GIVEN PROBLEM A — Translate this sentence from the patent claim into Spanish: "A computer-implemented method for indexing a data item in a data storage system and handling metadata updates, the method comprising: dividing, by the data storage system, the data item into one or more large blocks; dividing, by the data storage system, each large block into a plurality of small blocks; calculating, by the data storage system, a strong hash value for each of the small blocks of a respective large block and storing a respective list of the strong hash values calculated for the respective large block with a pointer to a location of the respective large block; from the respective list of strong hash values calculated for the respective large block, selecting, by the data storage system, one or more representative strong hash values for the respective large block; compiling, by the data storage system, a sparse index of weak hashes by calculating, for each of the one or more representative strong hash values, a respective weak hash, wherein each respective weak hash corresponds to a respective strong hash value for a respective large block; storing, by the data storage system, the sparse index in a fast-access memory, wherein the fast-access memory comprises a random access memory (RAM), and wherein respective lists of strong hash values are stored in a disk storage, wherein the disk storage comprises a spinning disk storage or a solid-state drive (SSD); receiving, by the data storage system, a metadata update request; determining, by the data storage system, whether an incoming data item corresponding to the metadata update request already exists on the data storage system using the sparse index of weak hashes stored in the fast-access memory; and rejecting, by the data storage system, the incoming data item based on determining that the incoming data item already exists on the data storage system."
GIVEN PROBLEM B —
Using the patent claim, answer these questions:
(i) Into what is each large block divided?
(ii) What does the fast-access memory comprise?
(iii) What does the data storage system do with an incoming data item that it determines already exists on the system?
GIVEN PROBLEM C —
For each statement, decide whether it agrees with the patent claim. Answer yes or no, and quote the words that decide it.
(i) The lists of strong hash values are kept in the fast-access memory.
(ii) A weak hash is calculated for each representative strong hash value.
(iii) The disk storage may be a solid-state drive.

DOCUMENT PASSAGE —
■ ■ ■

| CPC G06F 3/064 (2013.01) [G06F 3/0626 (2013.01); G06F 3/0671 (2013.01)] | 20 Claims |

|
1. A computer-implemented method for indexing a data item in a data storage system and handling metadata updates, the method comprising:
dividing, by the data storage system, the data item into one or more large blocks;
dividing, by the data storage system, each large block into a plurality of small blocks;
calculating, by the data storage system, a strong hash value for each of the small blocks of a respective large block and storing a respective list of the strong hash values calculated for the respective large block with a pointer to a location of the respective large block;
from the respective list of strong hash values calculated for the respective large block, selecting, by the data storage system, one or more representative strong hash values for the respective large block;
compiling, by the data storage system, a sparse index of weak hashes by calculating, for each of the one or more representative strong hash values, a respective weak hash, wherein each respective weak hash corresponds to a respective strong hash value for a respective large block;
storing, by the data storage system, the sparse index in a fast-access memory, wherein the fast-access memory comprises a random access memory (RAM), and wherein respective lists of strong hash values are stored in a disk storage, wherein the disk storage comprises a spinning disk storage or a solid-state drive (SSD);
receiving, by the data storage system, a metadata update request;
determining, by the data storage system, whether an incoming data item corresponding to the metadata update request already exists on the data storage system using the sparse index of weak hashes stored in the fast-access memory; and
rejecting, by the data storage system, the incoming data item based on determining that the incoming data item already exists on the data storage system.
|

■ ■ ■

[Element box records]
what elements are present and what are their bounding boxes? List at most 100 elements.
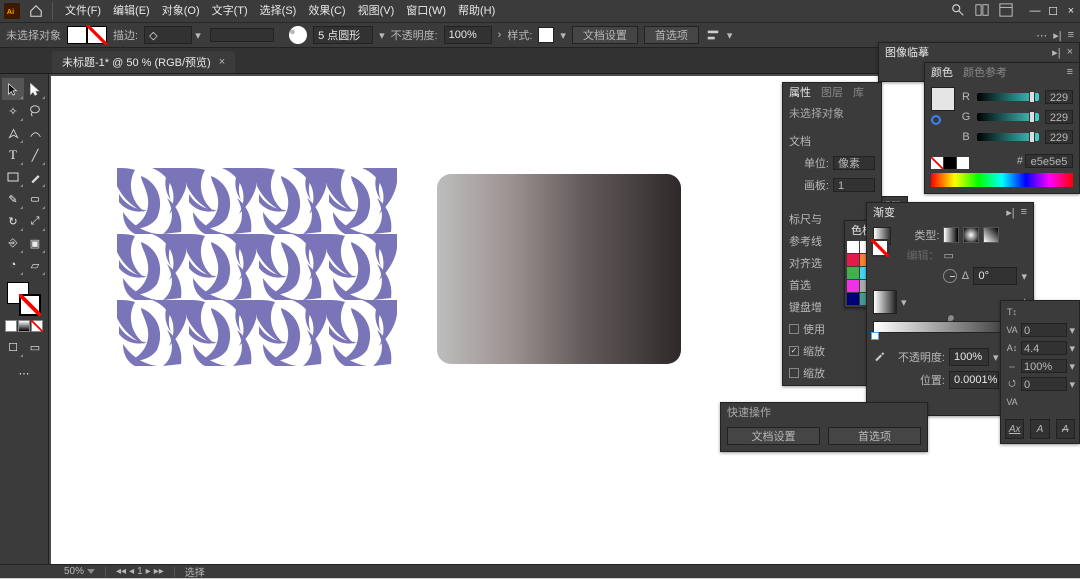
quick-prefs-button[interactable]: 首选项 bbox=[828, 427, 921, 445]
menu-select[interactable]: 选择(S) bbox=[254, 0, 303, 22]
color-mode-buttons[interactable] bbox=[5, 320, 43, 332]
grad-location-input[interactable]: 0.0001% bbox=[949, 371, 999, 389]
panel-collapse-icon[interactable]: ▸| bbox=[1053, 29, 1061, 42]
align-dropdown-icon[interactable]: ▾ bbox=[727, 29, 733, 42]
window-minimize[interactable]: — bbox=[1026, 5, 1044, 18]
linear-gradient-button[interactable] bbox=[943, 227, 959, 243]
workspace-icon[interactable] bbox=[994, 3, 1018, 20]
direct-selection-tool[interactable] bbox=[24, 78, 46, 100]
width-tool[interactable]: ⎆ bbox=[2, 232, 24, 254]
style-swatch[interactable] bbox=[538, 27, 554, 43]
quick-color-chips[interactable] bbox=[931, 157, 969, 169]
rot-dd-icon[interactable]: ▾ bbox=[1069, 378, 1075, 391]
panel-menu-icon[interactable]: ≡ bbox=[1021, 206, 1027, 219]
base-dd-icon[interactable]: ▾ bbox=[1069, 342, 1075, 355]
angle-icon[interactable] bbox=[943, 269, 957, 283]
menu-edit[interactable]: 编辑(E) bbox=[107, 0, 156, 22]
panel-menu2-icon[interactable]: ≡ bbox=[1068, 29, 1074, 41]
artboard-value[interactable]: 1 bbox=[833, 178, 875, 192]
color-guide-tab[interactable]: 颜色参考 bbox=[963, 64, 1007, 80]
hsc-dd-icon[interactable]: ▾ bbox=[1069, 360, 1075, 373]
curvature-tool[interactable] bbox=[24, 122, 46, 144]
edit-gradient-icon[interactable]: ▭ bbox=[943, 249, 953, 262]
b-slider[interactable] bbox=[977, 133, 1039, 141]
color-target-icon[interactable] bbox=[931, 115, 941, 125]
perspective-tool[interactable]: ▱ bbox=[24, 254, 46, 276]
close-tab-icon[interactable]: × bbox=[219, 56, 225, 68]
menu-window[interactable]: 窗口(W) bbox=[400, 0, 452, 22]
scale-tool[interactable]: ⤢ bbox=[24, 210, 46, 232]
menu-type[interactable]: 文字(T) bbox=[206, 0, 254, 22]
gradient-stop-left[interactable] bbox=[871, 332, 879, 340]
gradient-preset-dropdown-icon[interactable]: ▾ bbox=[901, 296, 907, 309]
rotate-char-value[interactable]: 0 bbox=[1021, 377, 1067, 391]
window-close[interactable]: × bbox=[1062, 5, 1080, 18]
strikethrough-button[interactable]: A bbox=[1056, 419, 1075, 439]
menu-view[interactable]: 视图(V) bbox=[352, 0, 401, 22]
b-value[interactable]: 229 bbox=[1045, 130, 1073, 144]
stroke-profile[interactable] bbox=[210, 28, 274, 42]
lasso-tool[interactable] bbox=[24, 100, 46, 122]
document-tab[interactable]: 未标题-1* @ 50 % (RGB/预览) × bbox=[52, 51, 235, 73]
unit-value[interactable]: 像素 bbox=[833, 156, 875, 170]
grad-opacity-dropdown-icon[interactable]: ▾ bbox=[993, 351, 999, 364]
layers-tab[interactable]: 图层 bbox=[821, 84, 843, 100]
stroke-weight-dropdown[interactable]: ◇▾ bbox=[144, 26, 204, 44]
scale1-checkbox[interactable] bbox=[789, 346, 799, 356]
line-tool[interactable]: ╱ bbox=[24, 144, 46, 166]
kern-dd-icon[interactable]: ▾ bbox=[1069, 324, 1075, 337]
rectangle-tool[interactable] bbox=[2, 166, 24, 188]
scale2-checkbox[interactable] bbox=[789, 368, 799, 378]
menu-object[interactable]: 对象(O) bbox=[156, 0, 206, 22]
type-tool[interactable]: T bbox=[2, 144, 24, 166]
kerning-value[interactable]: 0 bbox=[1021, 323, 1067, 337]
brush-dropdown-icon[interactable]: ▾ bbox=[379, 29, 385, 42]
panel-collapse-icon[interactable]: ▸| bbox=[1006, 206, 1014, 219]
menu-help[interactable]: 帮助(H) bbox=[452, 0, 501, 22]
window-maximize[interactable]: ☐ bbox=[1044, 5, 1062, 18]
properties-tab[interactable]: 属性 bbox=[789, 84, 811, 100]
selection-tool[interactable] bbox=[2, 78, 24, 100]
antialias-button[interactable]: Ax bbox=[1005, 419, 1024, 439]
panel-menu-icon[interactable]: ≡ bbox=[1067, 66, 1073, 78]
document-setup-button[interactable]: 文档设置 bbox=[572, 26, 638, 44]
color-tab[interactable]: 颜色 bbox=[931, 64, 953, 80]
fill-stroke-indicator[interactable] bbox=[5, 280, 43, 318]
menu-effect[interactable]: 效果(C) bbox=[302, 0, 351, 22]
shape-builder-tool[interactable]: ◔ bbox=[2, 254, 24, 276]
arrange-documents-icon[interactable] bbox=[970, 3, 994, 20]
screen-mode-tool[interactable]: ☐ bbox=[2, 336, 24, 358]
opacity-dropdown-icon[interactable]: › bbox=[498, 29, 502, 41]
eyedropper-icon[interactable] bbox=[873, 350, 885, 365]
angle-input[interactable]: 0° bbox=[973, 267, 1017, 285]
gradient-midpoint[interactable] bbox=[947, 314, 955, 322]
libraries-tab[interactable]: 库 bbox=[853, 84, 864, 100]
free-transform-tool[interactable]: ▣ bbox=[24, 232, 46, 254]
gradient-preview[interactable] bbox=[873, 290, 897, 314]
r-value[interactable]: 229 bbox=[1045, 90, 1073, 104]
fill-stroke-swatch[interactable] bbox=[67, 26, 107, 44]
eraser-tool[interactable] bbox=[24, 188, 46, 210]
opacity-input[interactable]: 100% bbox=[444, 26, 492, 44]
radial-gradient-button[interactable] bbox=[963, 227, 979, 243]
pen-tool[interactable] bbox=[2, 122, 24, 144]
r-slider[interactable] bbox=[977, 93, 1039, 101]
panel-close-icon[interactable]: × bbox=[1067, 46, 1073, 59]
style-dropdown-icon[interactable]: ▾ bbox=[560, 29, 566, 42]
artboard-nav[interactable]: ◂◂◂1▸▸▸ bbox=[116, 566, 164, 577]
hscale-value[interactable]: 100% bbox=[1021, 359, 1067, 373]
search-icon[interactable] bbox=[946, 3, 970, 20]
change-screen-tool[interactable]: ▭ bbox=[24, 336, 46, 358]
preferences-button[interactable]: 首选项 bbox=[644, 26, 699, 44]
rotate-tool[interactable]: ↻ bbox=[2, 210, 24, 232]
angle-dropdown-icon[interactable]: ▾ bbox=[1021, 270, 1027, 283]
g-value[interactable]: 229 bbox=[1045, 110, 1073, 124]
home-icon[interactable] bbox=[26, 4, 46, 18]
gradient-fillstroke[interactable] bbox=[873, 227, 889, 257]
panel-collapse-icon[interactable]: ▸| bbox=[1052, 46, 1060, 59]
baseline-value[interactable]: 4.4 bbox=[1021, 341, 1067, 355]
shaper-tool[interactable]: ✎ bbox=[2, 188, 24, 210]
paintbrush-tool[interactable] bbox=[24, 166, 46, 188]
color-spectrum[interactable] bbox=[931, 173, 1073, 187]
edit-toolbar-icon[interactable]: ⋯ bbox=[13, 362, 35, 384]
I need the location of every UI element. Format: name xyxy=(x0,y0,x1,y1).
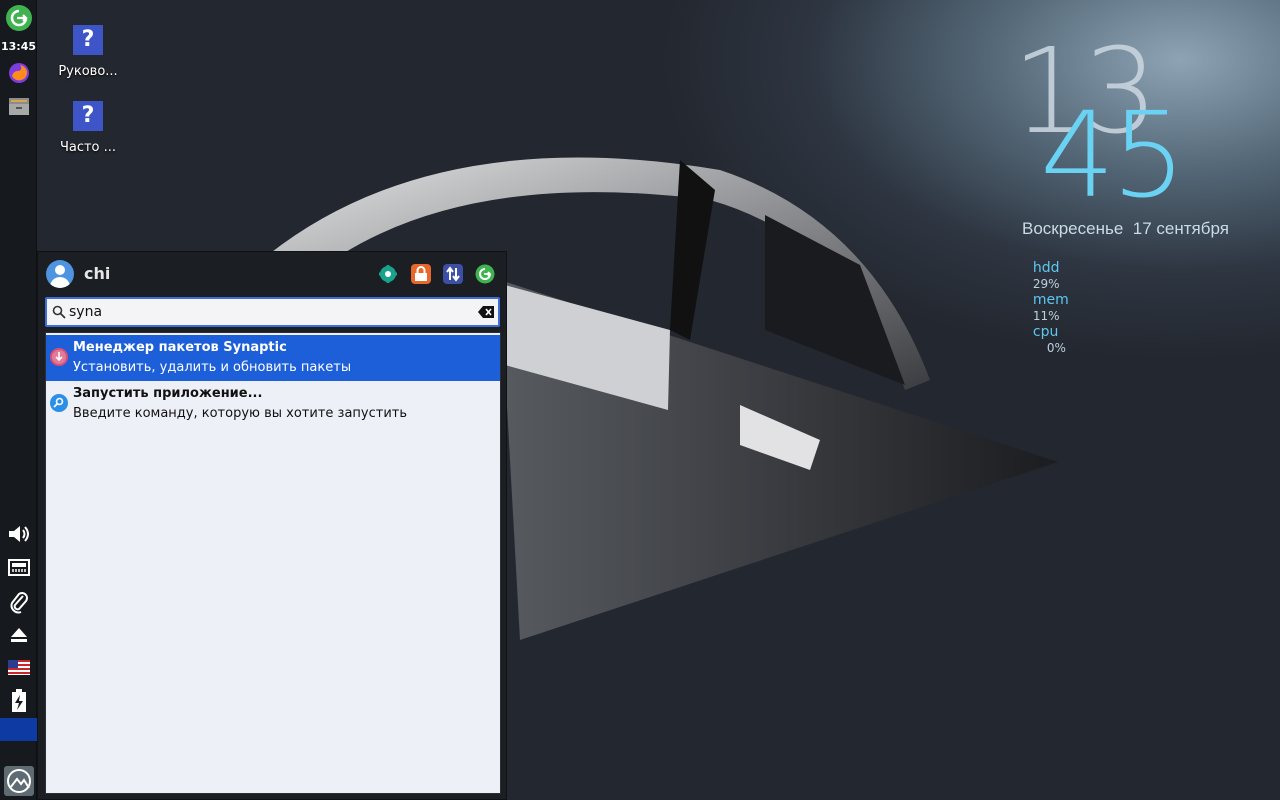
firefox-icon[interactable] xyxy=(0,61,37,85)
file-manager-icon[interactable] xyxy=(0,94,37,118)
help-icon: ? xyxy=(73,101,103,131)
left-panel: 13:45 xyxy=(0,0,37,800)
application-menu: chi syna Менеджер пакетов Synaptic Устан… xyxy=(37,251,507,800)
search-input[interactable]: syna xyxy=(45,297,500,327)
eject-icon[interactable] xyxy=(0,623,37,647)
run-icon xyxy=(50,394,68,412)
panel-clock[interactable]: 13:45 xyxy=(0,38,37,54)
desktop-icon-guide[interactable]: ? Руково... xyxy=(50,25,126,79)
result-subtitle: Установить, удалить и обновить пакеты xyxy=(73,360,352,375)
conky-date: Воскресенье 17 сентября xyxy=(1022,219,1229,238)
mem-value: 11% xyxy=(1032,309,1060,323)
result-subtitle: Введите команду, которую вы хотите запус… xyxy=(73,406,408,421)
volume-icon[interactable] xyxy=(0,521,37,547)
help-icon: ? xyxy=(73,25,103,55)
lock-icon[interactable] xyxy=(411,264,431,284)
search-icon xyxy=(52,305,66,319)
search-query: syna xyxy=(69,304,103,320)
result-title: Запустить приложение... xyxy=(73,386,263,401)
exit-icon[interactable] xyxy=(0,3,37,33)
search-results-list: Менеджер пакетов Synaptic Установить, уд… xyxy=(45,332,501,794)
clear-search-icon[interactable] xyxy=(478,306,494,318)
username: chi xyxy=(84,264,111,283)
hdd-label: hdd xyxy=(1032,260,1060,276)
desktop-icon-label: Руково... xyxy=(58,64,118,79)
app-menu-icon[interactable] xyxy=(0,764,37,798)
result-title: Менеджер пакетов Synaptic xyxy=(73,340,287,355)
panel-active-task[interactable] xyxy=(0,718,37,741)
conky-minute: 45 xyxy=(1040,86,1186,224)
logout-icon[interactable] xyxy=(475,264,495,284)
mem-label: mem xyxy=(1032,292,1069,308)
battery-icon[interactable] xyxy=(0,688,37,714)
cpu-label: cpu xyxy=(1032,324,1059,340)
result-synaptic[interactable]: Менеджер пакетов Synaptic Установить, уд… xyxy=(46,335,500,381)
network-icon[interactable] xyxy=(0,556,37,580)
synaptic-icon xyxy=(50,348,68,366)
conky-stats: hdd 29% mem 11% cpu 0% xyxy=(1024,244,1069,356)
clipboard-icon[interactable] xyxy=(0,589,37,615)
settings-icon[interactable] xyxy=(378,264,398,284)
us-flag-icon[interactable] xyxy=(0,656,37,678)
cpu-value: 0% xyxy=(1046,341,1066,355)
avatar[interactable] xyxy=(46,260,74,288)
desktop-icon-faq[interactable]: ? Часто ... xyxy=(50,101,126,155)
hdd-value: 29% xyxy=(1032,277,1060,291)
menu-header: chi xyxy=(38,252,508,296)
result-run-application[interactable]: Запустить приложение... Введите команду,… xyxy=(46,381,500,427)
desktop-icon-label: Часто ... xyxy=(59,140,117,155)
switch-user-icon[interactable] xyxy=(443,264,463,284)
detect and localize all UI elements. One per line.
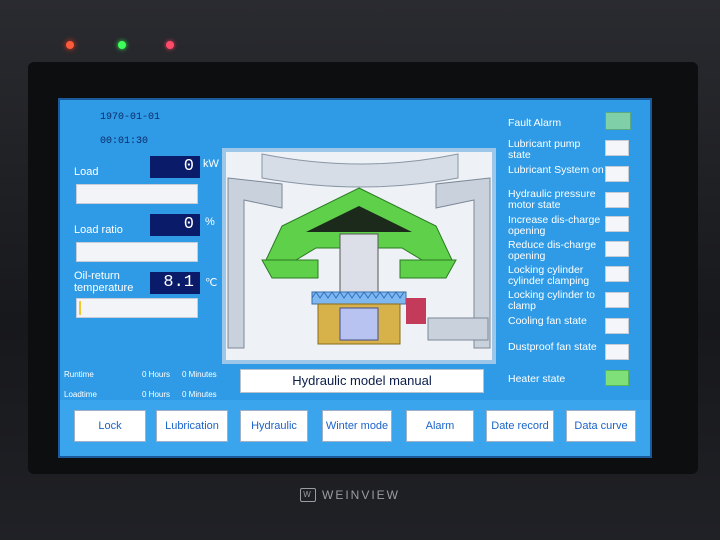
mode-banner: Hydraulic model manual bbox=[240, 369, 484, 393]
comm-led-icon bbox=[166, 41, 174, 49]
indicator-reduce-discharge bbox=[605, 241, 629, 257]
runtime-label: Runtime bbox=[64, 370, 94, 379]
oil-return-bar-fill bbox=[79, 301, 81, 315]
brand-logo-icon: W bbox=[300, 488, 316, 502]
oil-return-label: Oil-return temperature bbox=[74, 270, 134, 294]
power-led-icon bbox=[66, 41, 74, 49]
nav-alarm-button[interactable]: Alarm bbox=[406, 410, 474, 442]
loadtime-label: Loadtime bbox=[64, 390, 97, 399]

■ ■ ■

TASK SOLUTION A — Un método implementado por ordenador para indexar un elemento de datos en un sistema de almacenamiento de datos y gestionar actualizaciones de metadatos, comprendiendo el método: dividir, por parte del sistema de almacenamiento de datos, el elemento de datos en uno o más bloques grandes; dividir, por parte del sistema de almacenamiento de datos, cada bloque grande en una pluralidad de bloques pequeños; calcular, por parte del sistema de almacenamiento de datos, un valor de hash fuerte para cada uno de los bloques pequeños de un bloque grande respectivo y almacenar una lista respectiva de los valores de hash fuertes calculados para el bloque grande respectivo con un puntero a una ubicación del bloque grande respectivo; a partir de la lista respectiva de valores de hash fuertes calculados para el bloque grande respectivo, seleccionar, por parte del sistema de almacenamiento de datos, uno o más valores de hash fuertes representativos para el bloque grande respectivo; compilar, por parte del sistema de almacenamiento de datos, un índice disperso de hashes débiles calculando, para cada uno de los uno o más valores de hash fuertes representativos, un hash débil respectivo, en donde cada hash débil respectivo corresponde a un valor de hash fuerte respectivo para un bloque grande respectivo; almacenar, por parte del sistema de almacenamiento de datos, el índice disperso en una memoria de acceso rápido, en donde la memoria de acceso rápido comprende una memoria de acceso aleatorio (RAM), y en donde las listas respectivas de valores de hash fuertes se almacenan en un almacenamiento en disco, en donde el almacenamiento en disco comprende un almacenamiento en disco giratorio o una unidad de estado sólido (SSD); recibir, por parte del sistema de almacenamiento de datos, una solicitud de actualización de metadatos; determinar, por parte del sistema de almacenamiento de datos, si un elemento de datos entrante correspondiente a la solicitud de actualización de metadatos ya existe en el sistema de almacenamiento de datos utilizando el índice disperso de hashes débiles almacenado en la memoria de acceso rápido; y rechazar, por parte del sistema de almacenamiento de datos, el elemento de datos entrante basándose en determinar que el elemento de datos entrante ya existe en el sistema de almacenamiento de datos.

TASK SOLUTION B —
(i) A plurality of small blocks.
(ii) A random access memory (RAM).
(iii) It rejects the incoming data item.

TASK SOLUTION C —
(i) No: "respective lists of strong hash values are stored in a disk storage"
(ii) Yes: "calculating, for each of the one or more representative strong hash values, a respective weak hash"
(iii) Yes: "the disk storage comprises a spinning disk storage or a solid-state drive (SSD)"